_DIRECTION:_ Take the records below and extract, word for word, the lines from the one containing "Convert this screenshot" through the final line, inclusive. Omit pictures.

_TASK INPUTS:_
=====
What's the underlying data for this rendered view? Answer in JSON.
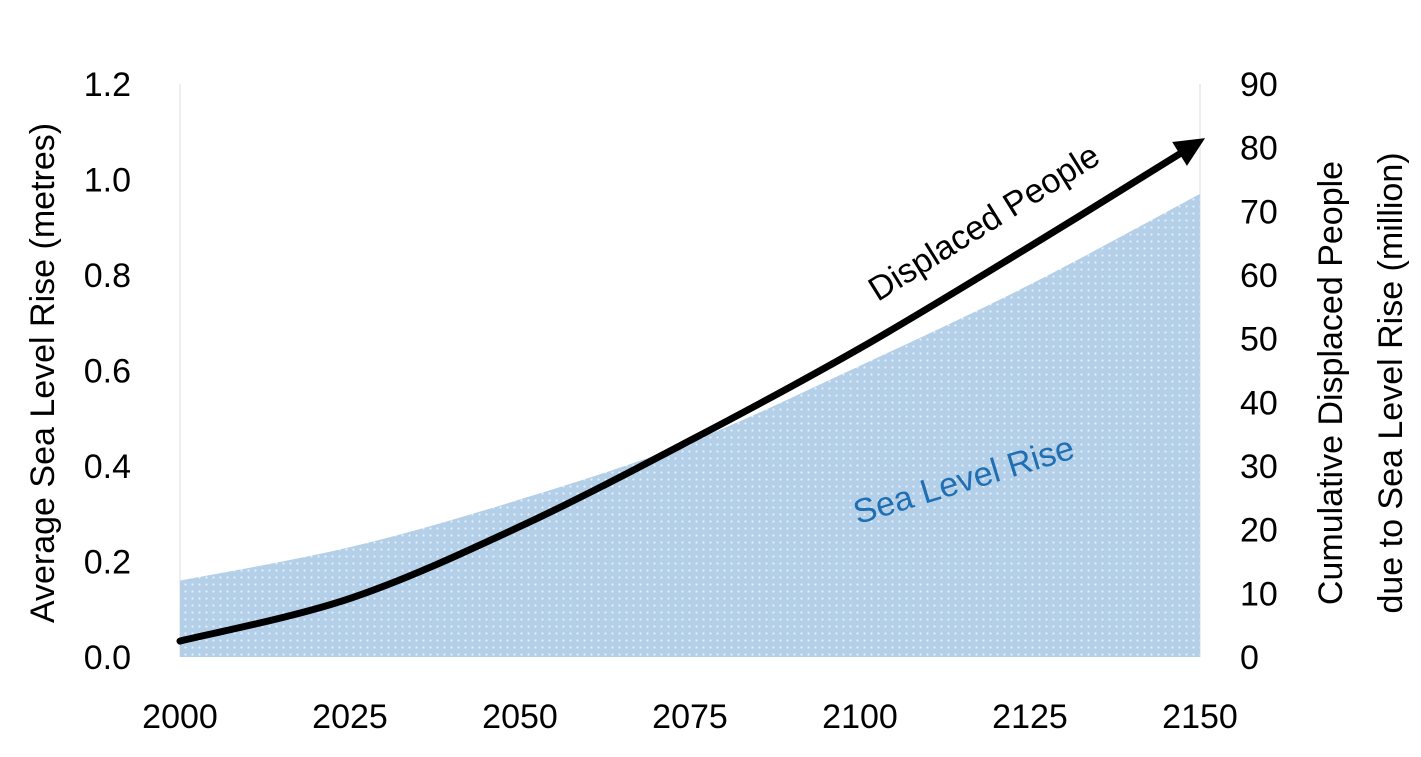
{
  "chart_data": {
    "type": "area",
    "title": "",
    "x": [
      2000,
      2025,
      2050,
      2075,
      2100,
      2125,
      2150
    ],
    "xlim": [
      2000,
      2150
    ],
    "x_ticks": [
      "2000",
      "2025",
      "2050",
      "2075",
      "2100",
      "2125",
      "2150"
    ],
    "y_left": {
      "label": "Average Sea Level Rise (metres)",
      "lim": [
        0,
        1.2
      ],
      "ticks": [
        "0.0",
        "0.2",
        "0.4",
        "0.6",
        "0.8",
        "1.0",
        "1.2"
      ]
    },
    "y_right": {
      "label_line1": "Cumulative Displaced People",
      "label_line2": "due to Sea Level Rise (million)",
      "lim": [
        0,
        90
      ],
      "ticks": [
        "0",
        "10",
        "20",
        "30",
        "40",
        "50",
        "60",
        "70",
        "80",
        "90"
      ]
    },
    "series": [
      {
        "name": "Sea Level Rise",
        "kind": "area",
        "axis": "left",
        "color": "#b4cfe8",
        "label_color": "#1f6fb2",
        "values": [
          0.16,
          0.23,
          0.33,
          0.45,
          0.61,
          0.78,
          0.97
        ]
      },
      {
        "name": "Displaced People",
        "kind": "arrow-line",
        "axis": "right",
        "color": "#000000",
        "values": [
          2.5,
          9.2,
          20.5,
          34.0,
          48.5,
          64.5,
          81.0
        ]
      }
    ],
    "grid": false,
    "legend": "none"
  }
}
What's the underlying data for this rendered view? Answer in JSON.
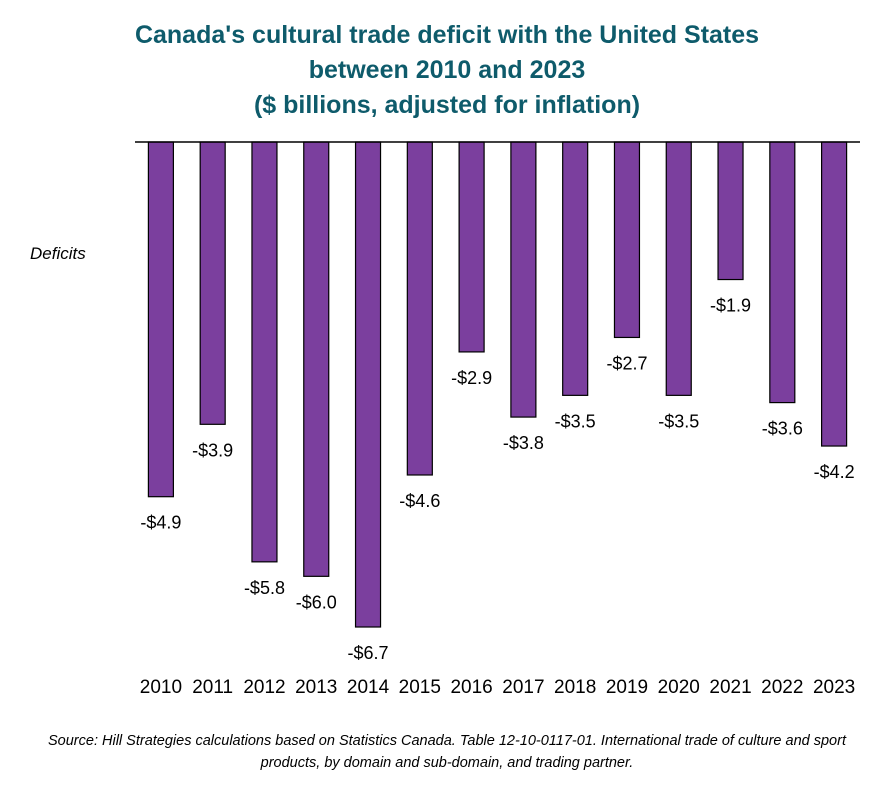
{
  "title_lines": [
    "Canada's cultural trade deficit with the United States",
    "between 2010 and 2023",
    "($ billions, adjusted for inflation)"
  ],
  "y_annotation": "Deficits",
  "source": "Source: Hill Strategies calculations based on Statistics Canada. Table 12-10-0117-01. International trade of culture and sport products, by domain and sub-domain, and trading partner.",
  "colors": {
    "bar": "#7b3f9e",
    "title": "#0e5b6b"
  },
  "chart_data": {
    "type": "bar",
    "title": "Canada's cultural trade deficit with the United States between 2010 and 2023 ($ billions, adjusted for inflation)",
    "xlabel": "",
    "ylabel": "",
    "categories": [
      "2010",
      "2011",
      "2012",
      "2013",
      "2014",
      "2015",
      "2016",
      "2017",
      "2018",
      "2019",
      "2020",
      "2021",
      "2022",
      "2023"
    ],
    "values": [
      -4.9,
      -3.9,
      -5.8,
      -6.0,
      -6.7,
      -4.6,
      -2.9,
      -3.8,
      -3.5,
      -2.7,
      -3.5,
      -1.9,
      -3.6,
      -4.2
    ],
    "data_labels": [
      "-$4.9",
      "-$3.9",
      "-$5.8",
      "-$6.0",
      "-$6.7",
      "-$4.6",
      "-$2.9",
      "-$3.8",
      "-$3.5",
      "-$2.7",
      "-$3.5",
      "-$1.9",
      "-$3.6",
      "-$4.2"
    ],
    "ylim": [
      -6.7,
      0
    ],
    "grid": false,
    "legend": "none"
  }
}
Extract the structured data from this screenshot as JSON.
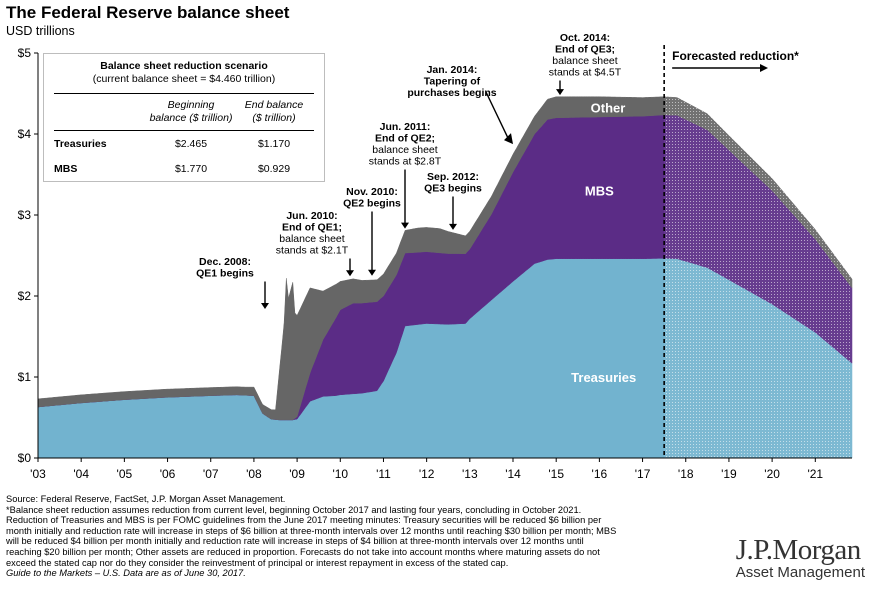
{
  "header": {
    "title": "The Federal Reserve balance sheet",
    "subtitle": "USD trillions"
  },
  "scenario_table": {
    "title": "Balance sheet reduction scenario",
    "subtitle": "(current balance sheet = $4.460 trillion)",
    "col1_line1": "Beginning",
    "col1_line2": "balance ($ trillion)",
    "col2_line1": "End balance",
    "col2_line2": "($ trillion)",
    "rows": [
      {
        "label": "Treasuries",
        "begin": "$2.465",
        "end": "$1.170"
      },
      {
        "label": "MBS",
        "begin": "$1.770",
        "end": "$0.929"
      }
    ]
  },
  "chart_data": {
    "type": "area",
    "stacked": true,
    "ylim": [
      0,
      5
    ],
    "xlim": [
      2003,
      2021.85
    ],
    "y_ticks": [
      "$0",
      "$1",
      "$2",
      "$3",
      "$4",
      "$5"
    ],
    "x_ticks": [
      "'03",
      "'04",
      "'05",
      "'06",
      "'07",
      "'08",
      "'09",
      "'10",
      "'11",
      "'12",
      "'13",
      "'14",
      "'15",
      "'16",
      "'17",
      "'18",
      "'19",
      "'20",
      "'21"
    ],
    "forecast_start": 2017.5,
    "forecast_label": "Forecasted reduction*",
    "colors": {
      "treasuries": "#72b3cf",
      "mbs": "#5b2c86",
      "other": "#666666"
    },
    "series": [
      {
        "name": "Treasuries",
        "x": [
          2003,
          2004,
          2005,
          2006,
          2007,
          2007.6,
          2008.0,
          2008.2,
          2008.4,
          2008.6,
          2008.9,
          2009.0,
          2009.3,
          2009.6,
          2009.9,
          2010.0,
          2010.5,
          2010.85,
          2011.0,
          2011.3,
          2011.5,
          2012.0,
          2012.5,
          2012.9,
          2013.0,
          2013.5,
          2014.0,
          2014.5,
          2014.8,
          2015,
          2016,
          2017,
          2017.5,
          2017.8,
          2018.5,
          2019,
          2020,
          2021,
          2021.85
        ],
        "values": [
          0.63,
          0.68,
          0.72,
          0.75,
          0.77,
          0.78,
          0.77,
          0.55,
          0.48,
          0.47,
          0.47,
          0.48,
          0.7,
          0.76,
          0.77,
          0.78,
          0.8,
          0.83,
          0.95,
          1.3,
          1.63,
          1.66,
          1.65,
          1.66,
          1.72,
          1.95,
          2.18,
          2.4,
          2.45,
          2.46,
          2.46,
          2.46,
          2.465,
          2.46,
          2.35,
          2.2,
          1.9,
          1.55,
          1.17
        ]
      },
      {
        "name": "MBS",
        "x": [
          2003,
          2008.9,
          2009.0,
          2009.3,
          2009.6,
          2010.0,
          2010.3,
          2010.85,
          2011.0,
          2011.5,
          2013.0,
          2013.5,
          2014.0,
          2014.5,
          2014.8,
          2015,
          2016,
          2017,
          2017.5,
          2017.8,
          2018.5,
          2019,
          2020,
          2021,
          2021.85
        ],
        "values": [
          0,
          0,
          0.03,
          0.35,
          0.7,
          1.05,
          1.12,
          1.1,
          1.05,
          0.9,
          0.86,
          1.06,
          1.35,
          1.6,
          1.73,
          1.74,
          1.75,
          1.76,
          1.77,
          1.77,
          1.7,
          1.6,
          1.4,
          1.15,
          0.929
        ]
      },
      {
        "name": "Other",
        "x": [
          2003,
          2007.8,
          2008.5,
          2008.7,
          2008.75,
          2008.8,
          2008.9,
          2008.95,
          2009.0,
          2009.3,
          2009.6,
          2010.0,
          2010.3,
          2010.5,
          2010.85,
          2011.3,
          2011.5,
          2011.8,
          2012.3,
          2012.9,
          2013.0,
          2013.5,
          2014.0,
          2014.5,
          2014.8,
          2015,
          2016,
          2017,
          2017.5,
          2017.8,
          2018.5,
          2019,
          2020,
          2021,
          2021.85
        ],
        "values": [
          0.1,
          0.1,
          0.12,
          1.2,
          1.75,
          1.5,
          1.7,
          1.3,
          1.25,
          1.05,
          0.6,
          0.35,
          0.3,
          0.28,
          0.27,
          0.27,
          0.28,
          0.3,
          0.3,
          0.22,
          0.22,
          0.22,
          0.22,
          0.22,
          0.25,
          0.26,
          0.25,
          0.23,
          0.225,
          0.22,
          0.2,
          0.18,
          0.15,
          0.12,
          0.11
        ]
      }
    ],
    "area_labels": [
      "Treasuries",
      "MBS",
      "Other"
    ],
    "annotations": [
      {
        "lines": [
          "Dec. 2008:",
          "QE1 begins"
        ],
        "x": 2008.95
      },
      {
        "lines": [
          "Jun. 2010:",
          "End of QE1;",
          "balance sheet",
          "stands at $2.1T"
        ],
        "x": 2010.45
      },
      {
        "lines": [
          "Nov. 2010:",
          "QE2 begins"
        ],
        "x": 2010.85
      },
      {
        "lines": [
          "Jun. 2011:",
          "End of QE2;",
          "balance sheet",
          "stands at $2.8T"
        ],
        "x": 2011.45
      },
      {
        "lines": [
          "Sep. 2012:",
          "QE3 begins"
        ],
        "x": 2012.7
      },
      {
        "lines": [
          "Jan. 2014:",
          "Tapering of",
          "purchases begins"
        ],
        "x": 2014.05
      },
      {
        "lines": [
          "Oct. 2014:",
          "End of QE3;",
          "balance sheet",
          "stands at $4.5T"
        ],
        "x": 2014.8
      }
    ]
  },
  "footer": {
    "lines": [
      "Source: Federal Reserve, FactSet, J.P. Morgan Asset Management.",
      "*Balance sheet reduction assumes reduction from current level, beginning October 2017 and lasting four years, concluding in October 2021.",
      "Reduction of Treasuries and MBS is per FOMC guidelines from the June 2017 meeting minutes: Treasury securities will be reduced $6 billion per",
      "month initially and reduction rate will increase in steps of $6 billion at three-month intervals over 12 months until reaching $30 billion per month; MBS",
      "will be reduced $4 billion per month initially and reduction rate will increase in steps of $4 billion at three-month intervals over 12 months until",
      "reaching $20 billion per month; Other assets are reduced in proportion. Forecasts do not take into account months where maturing assets do not",
      "exceed the stated cap nor do they consider the reinvestment of principal or interest repayment in excess of the stated cap."
    ],
    "guide": "Guide to the Markets – U.S. Data are as of June 30, 2017."
  },
  "logo": {
    "name": "J.P.Morgan",
    "tagline": "Asset Management"
  }
}
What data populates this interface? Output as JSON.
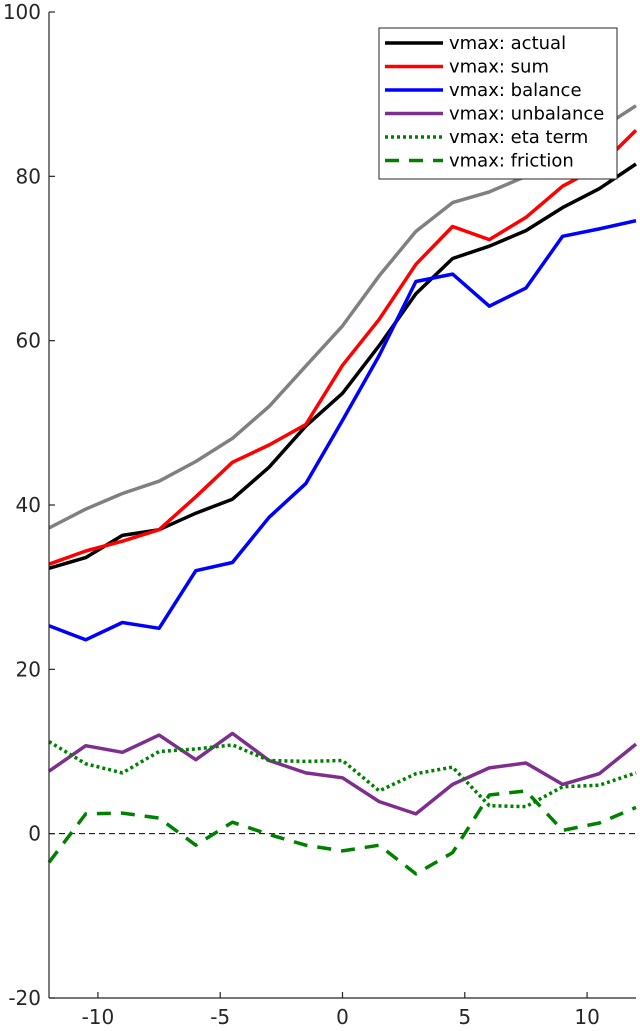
{
  "chart_data": {
    "type": "line",
    "title": "",
    "xlabel": "",
    "ylabel": "",
    "xlim": [
      -12,
      12
    ],
    "ylim": [
      -20,
      100
    ],
    "x_ticks": [
      -10,
      -5,
      0,
      5,
      10
    ],
    "y_ticks": [
      -20,
      0,
      20,
      40,
      60,
      80,
      100
    ],
    "x_tick_labels": [
      "-10",
      "-5",
      "0",
      "5",
      "10"
    ],
    "y_tick_labels": [
      "-20",
      "0",
      "20",
      "40",
      "60",
      "80",
      "100"
    ],
    "grid": false,
    "legend_position": "top-right",
    "x": [
      -12,
      -10.5,
      -9,
      -7.5,
      -6,
      -4.5,
      -3,
      -1.5,
      0,
      1.5,
      3,
      4.5,
      6,
      7.5,
      9,
      10.5,
      12
    ],
    "reference_line": {
      "y": 0,
      "color": "#000000",
      "style": "dashed"
    },
    "series": [
      {
        "name": "",
        "color": "#808080",
        "style": "solid",
        "values": [
          37.2,
          39.5,
          41.4,
          42.9,
          45.3,
          48.1,
          52.0,
          56.9,
          61.8,
          67.9,
          73.3,
          76.8,
          78.1,
          80.0,
          82.9,
          85.7,
          88.6
        ]
      },
      {
        "name": "vmax: actual",
        "color": "#000000",
        "style": "solid",
        "values": [
          32.3,
          33.6,
          36.3,
          37.0,
          39.0,
          40.7,
          44.6,
          49.6,
          53.6,
          59.4,
          65.7,
          70.0,
          71.5,
          73.4,
          76.2,
          78.5,
          81.5
        ]
      },
      {
        "name": "vmax: sum",
        "color": "#ff0000",
        "style": "solid",
        "values": [
          32.8,
          34.4,
          35.6,
          37.0,
          41.0,
          45.2,
          47.3,
          49.8,
          57.0,
          62.6,
          69.3,
          73.9,
          72.3,
          75.0,
          78.8,
          81.2,
          85.6
        ]
      },
      {
        "name": "vmax: balance",
        "color": "#0000ff",
        "style": "solid",
        "values": [
          25.3,
          23.6,
          25.7,
          25.0,
          32.0,
          33.0,
          38.5,
          42.6,
          50.3,
          58.2,
          67.2,
          68.1,
          64.2,
          66.4,
          72.7,
          73.6,
          74.6
        ]
      },
      {
        "name": "vmax: unbalance",
        "color": "#7e2f8e",
        "style": "solid",
        "values": [
          7.6,
          10.7,
          9.9,
          12.0,
          9.0,
          12.2,
          8.9,
          7.4,
          6.8,
          3.9,
          2.4,
          6.0,
          8.0,
          8.6,
          6.0,
          7.3,
          10.9
        ]
      },
      {
        "name": "vmax: eta term",
        "color": "#008000",
        "style": "dotted",
        "values": [
          11.2,
          8.5,
          7.4,
          10.0,
          10.3,
          10.8,
          8.9,
          8.8,
          8.9,
          5.2,
          7.3,
          8.1,
          3.4,
          3.3,
          5.7,
          5.9,
          7.4
        ]
      },
      {
        "name": "vmax: friction",
        "color": "#008000",
        "style": "dashed",
        "values": [
          -3.5,
          2.4,
          2.5,
          1.9,
          -1.4,
          1.4,
          -0.1,
          -1.4,
          -2.1,
          -1.4,
          -4.9,
          -2.3,
          4.7,
          5.2,
          0.4,
          1.3,
          3.2
        ]
      }
    ]
  }
}
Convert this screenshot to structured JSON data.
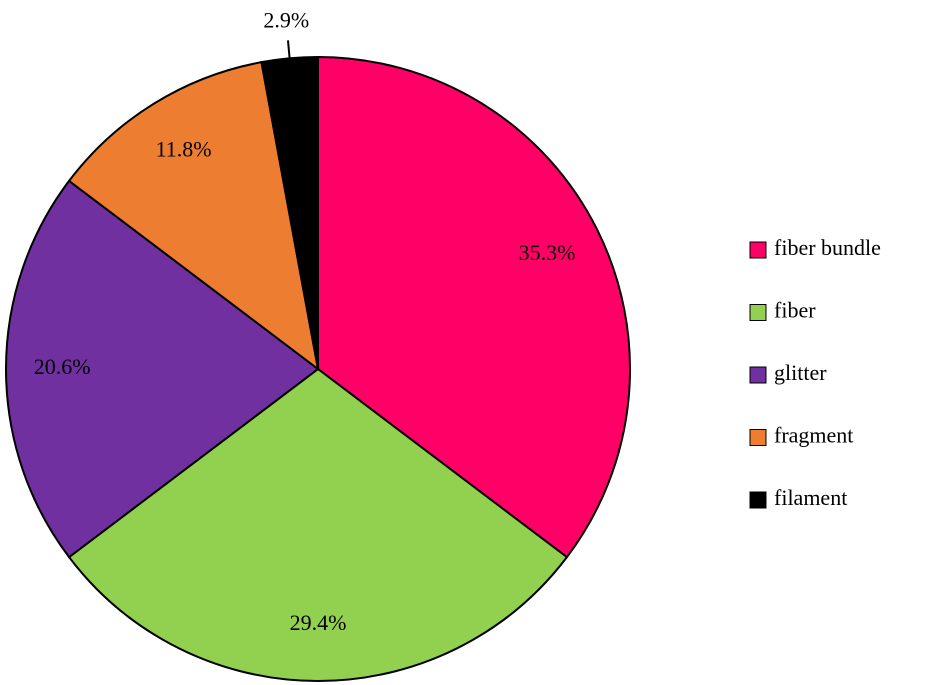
{
  "chart_data": {
    "type": "pie",
    "categories": [
      "fiber bundle",
      "fiber",
      "glitter",
      "fragment",
      "filament"
    ],
    "values": [
      35.3,
      29.4,
      20.6,
      11.8,
      2.9
    ],
    "value_labels": [
      "35.3%",
      "29.4%",
      "20.6%",
      "11.8%",
      "2.9%"
    ],
    "colors": [
      "#ff0066",
      "#92d050",
      "#7030a0",
      "#ed7d31",
      "#000000"
    ],
    "legend": "right"
  }
}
=====
_ANSWER TO THE EXERCISE:_
Convert this screenshot to structured JSON data.
{
  "chart_data": {
    "type": "pie",
    "categories": [
      "fiber bundle",
      "fiber",
      "glitter",
      "fragment",
      "filament"
    ],
    "values": [
      35.3,
      29.4,
      20.6,
      11.8,
      2.9
    ],
    "value_labels": [
      "35.3%",
      "29.4%",
      "20.6%",
      "11.8%",
      "2.9%"
    ],
    "colors": [
      "#ff0066",
      "#92d050",
      "#7030a0",
      "#ed7d31",
      "#000000"
    ],
    "legend": "right"
  }
}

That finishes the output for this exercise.